>> Start GIVEN RECORDS

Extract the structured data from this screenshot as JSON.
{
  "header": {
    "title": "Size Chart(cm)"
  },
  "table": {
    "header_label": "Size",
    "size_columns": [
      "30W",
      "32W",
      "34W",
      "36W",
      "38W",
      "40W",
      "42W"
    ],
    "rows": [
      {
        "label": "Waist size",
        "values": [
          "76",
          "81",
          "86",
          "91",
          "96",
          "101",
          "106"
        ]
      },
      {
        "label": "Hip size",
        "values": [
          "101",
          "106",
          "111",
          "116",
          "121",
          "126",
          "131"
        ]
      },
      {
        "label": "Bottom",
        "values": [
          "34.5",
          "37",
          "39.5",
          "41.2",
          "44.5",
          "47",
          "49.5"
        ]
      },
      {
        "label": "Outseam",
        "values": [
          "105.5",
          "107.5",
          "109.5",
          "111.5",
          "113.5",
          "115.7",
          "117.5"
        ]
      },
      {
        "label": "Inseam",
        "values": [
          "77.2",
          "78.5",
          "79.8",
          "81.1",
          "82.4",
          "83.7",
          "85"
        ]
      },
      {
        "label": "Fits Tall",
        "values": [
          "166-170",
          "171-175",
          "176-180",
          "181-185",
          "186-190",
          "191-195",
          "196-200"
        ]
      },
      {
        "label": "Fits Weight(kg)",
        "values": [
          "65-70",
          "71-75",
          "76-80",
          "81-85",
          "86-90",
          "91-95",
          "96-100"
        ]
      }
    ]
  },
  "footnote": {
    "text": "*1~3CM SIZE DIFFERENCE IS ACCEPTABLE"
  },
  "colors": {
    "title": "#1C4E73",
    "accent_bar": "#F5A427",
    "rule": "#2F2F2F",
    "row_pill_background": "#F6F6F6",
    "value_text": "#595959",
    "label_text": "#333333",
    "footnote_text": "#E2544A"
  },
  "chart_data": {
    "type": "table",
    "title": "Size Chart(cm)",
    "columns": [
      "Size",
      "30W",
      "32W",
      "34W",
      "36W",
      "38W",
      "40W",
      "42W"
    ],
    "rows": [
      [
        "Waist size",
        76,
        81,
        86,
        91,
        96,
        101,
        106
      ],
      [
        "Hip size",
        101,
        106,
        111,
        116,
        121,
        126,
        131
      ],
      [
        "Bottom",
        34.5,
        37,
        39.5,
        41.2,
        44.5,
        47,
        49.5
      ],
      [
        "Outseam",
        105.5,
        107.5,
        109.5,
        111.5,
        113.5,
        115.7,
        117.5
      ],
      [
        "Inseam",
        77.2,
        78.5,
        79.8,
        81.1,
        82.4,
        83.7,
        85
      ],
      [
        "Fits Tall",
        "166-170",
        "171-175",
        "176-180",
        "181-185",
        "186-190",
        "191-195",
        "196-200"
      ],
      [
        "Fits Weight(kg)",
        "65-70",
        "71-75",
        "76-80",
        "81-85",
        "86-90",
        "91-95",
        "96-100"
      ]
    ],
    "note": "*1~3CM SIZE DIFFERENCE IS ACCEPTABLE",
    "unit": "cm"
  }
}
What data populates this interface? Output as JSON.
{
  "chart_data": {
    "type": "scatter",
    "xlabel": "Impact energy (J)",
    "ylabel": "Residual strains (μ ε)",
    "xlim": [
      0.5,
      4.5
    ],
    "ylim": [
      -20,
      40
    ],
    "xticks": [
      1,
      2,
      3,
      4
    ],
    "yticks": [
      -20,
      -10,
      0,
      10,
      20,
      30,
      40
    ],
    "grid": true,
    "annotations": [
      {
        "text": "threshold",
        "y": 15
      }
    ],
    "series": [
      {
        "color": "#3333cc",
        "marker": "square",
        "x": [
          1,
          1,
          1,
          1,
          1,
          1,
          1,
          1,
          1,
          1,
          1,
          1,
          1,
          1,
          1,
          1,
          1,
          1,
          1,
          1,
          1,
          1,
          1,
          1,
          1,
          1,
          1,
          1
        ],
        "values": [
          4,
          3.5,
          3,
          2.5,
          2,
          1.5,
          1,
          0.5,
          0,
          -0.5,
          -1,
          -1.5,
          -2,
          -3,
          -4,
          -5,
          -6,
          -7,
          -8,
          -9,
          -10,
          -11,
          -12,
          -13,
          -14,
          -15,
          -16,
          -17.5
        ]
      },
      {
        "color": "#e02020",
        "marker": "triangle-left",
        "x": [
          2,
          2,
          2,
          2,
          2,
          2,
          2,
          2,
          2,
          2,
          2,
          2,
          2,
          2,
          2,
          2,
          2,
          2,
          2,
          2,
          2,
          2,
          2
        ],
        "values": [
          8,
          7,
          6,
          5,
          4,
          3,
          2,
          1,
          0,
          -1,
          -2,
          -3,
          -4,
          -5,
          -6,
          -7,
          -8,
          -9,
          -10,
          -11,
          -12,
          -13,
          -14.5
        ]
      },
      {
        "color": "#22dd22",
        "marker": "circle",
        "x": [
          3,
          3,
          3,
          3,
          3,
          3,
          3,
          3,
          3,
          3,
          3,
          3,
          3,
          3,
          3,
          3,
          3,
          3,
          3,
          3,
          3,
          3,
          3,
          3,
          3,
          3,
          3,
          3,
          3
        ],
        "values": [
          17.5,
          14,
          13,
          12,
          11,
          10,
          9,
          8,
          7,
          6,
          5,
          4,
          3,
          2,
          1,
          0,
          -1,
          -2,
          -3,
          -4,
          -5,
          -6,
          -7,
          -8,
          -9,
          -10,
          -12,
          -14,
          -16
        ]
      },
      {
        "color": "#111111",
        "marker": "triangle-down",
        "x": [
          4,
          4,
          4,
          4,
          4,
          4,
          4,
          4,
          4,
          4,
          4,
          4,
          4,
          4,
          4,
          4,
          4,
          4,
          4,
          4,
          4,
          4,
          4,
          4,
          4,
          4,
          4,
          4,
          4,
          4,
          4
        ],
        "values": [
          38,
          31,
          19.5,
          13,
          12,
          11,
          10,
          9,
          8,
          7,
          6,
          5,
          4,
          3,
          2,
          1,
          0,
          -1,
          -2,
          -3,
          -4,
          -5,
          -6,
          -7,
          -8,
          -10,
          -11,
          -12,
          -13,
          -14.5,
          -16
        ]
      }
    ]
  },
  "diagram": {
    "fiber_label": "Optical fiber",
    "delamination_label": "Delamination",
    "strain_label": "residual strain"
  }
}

>> End GIVEN RECORDS

- YOUR GOAL: Output the records verbatim, from the first line to the last.

- RESULT:
Extract the structured data from this screenshot as JSON.
{
  "header": {
    "title": "Size Chart(cm)"
  },
  "table": {
    "header_label": "Size",
    "size_columns": [
      "30W",
      "32W",
      "34W",
      "36W",
      "38W",
      "40W",
      "42W"
    ],
    "rows": [
      {
        "label": "Waist size",
        "values": [
          "76",
          "81",
          "86",
          "91",
          "96",
          "101",
          "106"
        ]
      },
      {
        "label": "Hip size",
        "values": [
          "101",
          "106",
          "111",
          "116",
          "121",
          "126",
          "131"
        ]
      },
      {
        "label": "Bottom",
        "values": [
          "34.5",
          "37",
          "39.5",
          "41.2",
          "44.5",
          "47",
          "49.5"
        ]
      },
      {
        "label": "Outseam",
        "values": [
          "105.5",
          "107.5",
          "109.5",
          "111.5",
          "113.5",
          "115.7",
          "117.5"
        ]
      },
      {
        "label": "Inseam",
        "values": [
          "77.2",
          "78.5",
          "79.8",
          "81.1",
          "82.4",
          "83.7",
          "85"
        ]
      },
      {
        "label": "Fits Tall",
        "values": [
          "166-170",
          "171-175",
          "176-180",
          "181-185",
          "186-190",
          "191-195",
          "196-200"
        ]
      },
      {
        "label": "Fits Weight(kg)",
        "values": [
          "65-70",
          "71-75",
          "76-80",
          "81-85",
          "86-90",
          "91-95",
          "96-100"
        ]
      }
    ]
  },
  "footnote": {
    "text": "*1~3CM SIZE DIFFERENCE IS ACCEPTABLE"
  },
  "colors": {
    "title": "#1C4E73",
    "accent_bar": "#F5A427",
    "rule": "#2F2F2F",
    "row_pill_background": "#F6F6F6",
    "value_text": "#595959",
    "label_text": "#333333",
    "footnote_text": "#E2544A"
  },
  "chart_data": {
    "type": "table",
    "title": "Size Chart(cm)",
    "columns": [
      "Size",
      "30W",
      "32W",
      "34W",
      "36W",
      "38W",
      "40W",
      "42W"
    ],
    "rows": [
      [
        "Waist size",
        76,
        81,
        86,
        91,
        96,
        101,
        106
      ],
      [
        "Hip size",
        101,
        106,
        111,
        116,
        121,
        126,
        131
      ],
      [
        "Bottom",
        34.5,
        37,
        39.5,
        41.2,
        44.5,
        47,
        49.5
      ],
      [
        "Outseam",
        105.5,
        107.5,
        109.5,
        111.5,
        113.5,
        115.7,
        117.5
      ],
      [
        "Inseam",
        77.2,
        78.5,
        79.8,
        81.1,
        82.4,
        83.7,
        85
      ],
      [
        "Fits Tall",
        "166-170",
        "171-175",
        "176-180",
        "181-185",
        "186-190",
        "191-195",
        "196-200"
      ],
      [
        "Fits Weight(kg)",
        "65-70",
        "71-75",
        "76-80",
        "81-85",
        "86-90",
        "91-95",
        "96-100"
      ]
    ],
    "note": "*1~3CM SIZE DIFFERENCE IS ACCEPTABLE",
    "unit": "cm"
  }
}
What data populates this interface? Output as JSON.
{
  "chart_data": {
    "type": "scatter",
    "xlabel": "Impact energy (J)",
    "ylabel": "Residual strains (μ ε)",
    "xlim": [
      0.5,
      4.5
    ],
    "ylim": [
      -20,
      40
    ],
    "xticks": [
      1,
      2,
      3,
      4
    ],
    "yticks": [
      -20,
      -10,
      0,
      10,
      20,
      30,
      40
    ],
    "grid": true,
    "annotations": [
      {
        "text": "threshold",
        "y": 15
      }
    ],
    "series": [
      {
        "color": "#3333cc",
        "marker": "square",
        "x": [
          1,
          1,
          1,
          1,
          1,
          1,
          1,
          1,
          1,
          1,
          1,
          1,
          1,
          1,
          1,
          1,
          1,
          1,
          1,
          1,
          1,
          1,
          1,
          1,
          1,
          1,
          1,
          1
        ],
        "values": [
          4,
          3.5,
          3,
          2.5,
          2,
          1.5,
          1,
          0.5,
          0,
          -0.5,
          -1,
          -1.5,
          -2,
          -3,
          -4,
          -5,
          -6,
          -7,
          -8,
          -9,
          -10,
          -11,
          -12,
          -13,
          -14,
          -15,
          -16,
          -17.5
        ]
      },
      {
        "color": "#e02020",
        "marker": "triangle-left",
        "x": [
          2,
          2,
          2,
          2,
          2,
          2,
          2,
          2,
          2,
          2,
          2,
          2,
          2,
          2,
          2,
          2,
          2,
          2,
          2,
          2,
          2,
          2,
          2
        ],
        "values": [
          8,
          7,
          6,
          5,
          4,
          3,
          2,
          1,
          0,
          -1,
          -2,
          -3,
          -4,
          -5,
          -6,
          -7,
          -8,
          -9,
          -10,
          -11,
          -12,
          -13,
          -14.5
        ]
      },
      {
        "color": "#22dd22",
        "marker": "circle",
        "x": [
          3,
          3,
          3,
          3,
          3,
          3,
          3,
          3,
          3,
          3,
          3,
          3,
          3,
          3,
          3,
          3,
          3,
          3,
          3,
          3,
          3,
          3,
          3,
          3,
          3,
          3,
          3,
          3,
          3
        ],
        "values": [
          17.5,
          14,
          13,
          12,
          11,
          10,
          9,
          8,
          7,
          6,
          5,
          4,
          3,
          2,
          1,
          0,
          -1,
          -2,
          -3,
          -4,
          -5,
          -6,
          -7,
          -8,
          -9,
          -10,
          -12,
          -14,
          -16
        ]
      },
      {
        "color": "#111111",
        "marker": "triangle-down",
        "x": [
          4,
          4,
          4,
          4,
          4,
          4,
          4,
          4,
          4,
          4,
          4,
          4,
          4,
          4,
          4,
          4,
          4,
          4,
          4,
          4,
          4,
          4,
          4,
          4,
          4,
          4,
          4,
          4,
          4,
          4,
          4
        ],
        "values": [
          38,
          31,
          19.5,
          13,
          12,
          11,
          10,
          9,
          8,
          7,
          6,
          5,
          4,
          3,
          2,
          1,
          0,
          -1,
          -2,
          -3,
          -4,
          -5,
          -6,
          -7,
          -8,
          -10,
          -11,
          -12,
          -13,
          -14.5,
          -16
        ]
      }
    ]
  },
  "diagram": {
    "fiber_label": "Optical fiber",
    "delamination_label": "Delamination",
    "strain_label": "residual strain"
  }
}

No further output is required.